The problem:
Select from the records below every line that has the word "JSON" in it.

Records from a data source:

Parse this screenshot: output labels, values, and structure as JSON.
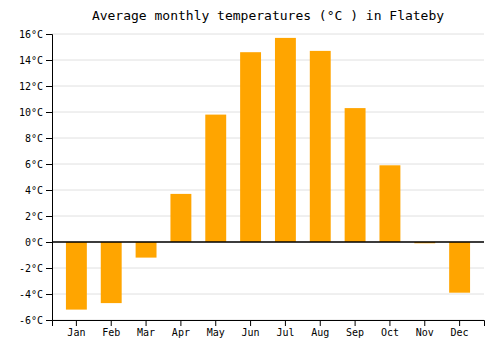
{
  "chart_data": {
    "type": "bar",
    "title": "Average monthly temperatures (°C ) in Flateby",
    "categories": [
      "Jan",
      "Feb",
      "Mar",
      "Apr",
      "May",
      "Jun",
      "Jul",
      "Aug",
      "Sep",
      "Oct",
      "Nov",
      "Dec"
    ],
    "values": [
      -5.2,
      -4.7,
      -1.2,
      3.7,
      9.8,
      14.6,
      15.7,
      14.7,
      10.3,
      5.9,
      -0.1,
      -3.9
    ],
    "color": "#FFA500",
    "ylim": [
      -6,
      16
    ],
    "yticks": [
      {
        "value": -6,
        "label": "-6°C"
      },
      {
        "value": -4,
        "label": "-4°C"
      },
      {
        "value": -2,
        "label": "-2°C"
      },
      {
        "value": 0,
        "label": "0°C"
      },
      {
        "value": 2,
        "label": "2°C"
      },
      {
        "value": 4,
        "label": "4°C"
      },
      {
        "value": 6,
        "label": "6°C"
      },
      {
        "value": 8,
        "label": "8°C"
      },
      {
        "value": 10,
        "label": "10°C"
      },
      {
        "value": 12,
        "label": "12°C"
      },
      {
        "value": 14,
        "label": "14°C"
      },
      {
        "value": 16,
        "label": "16°C"
      }
    ],
    "grid": true
  }
}
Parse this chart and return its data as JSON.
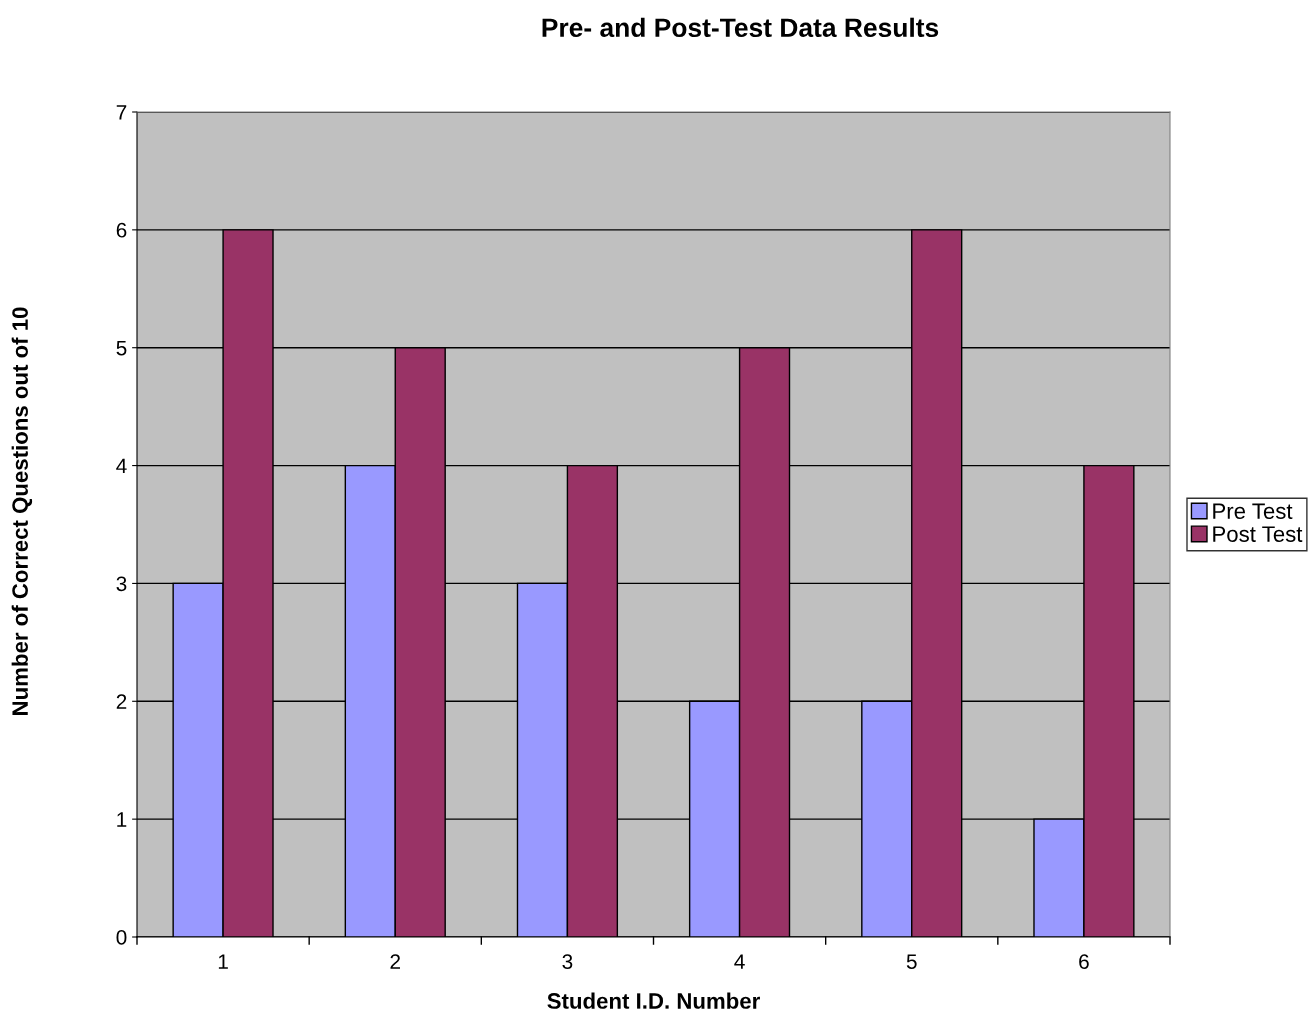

Solution:
Parse this screenshot: output labels, values, and structure as JSON.
Parse this chart and return its data as JSON.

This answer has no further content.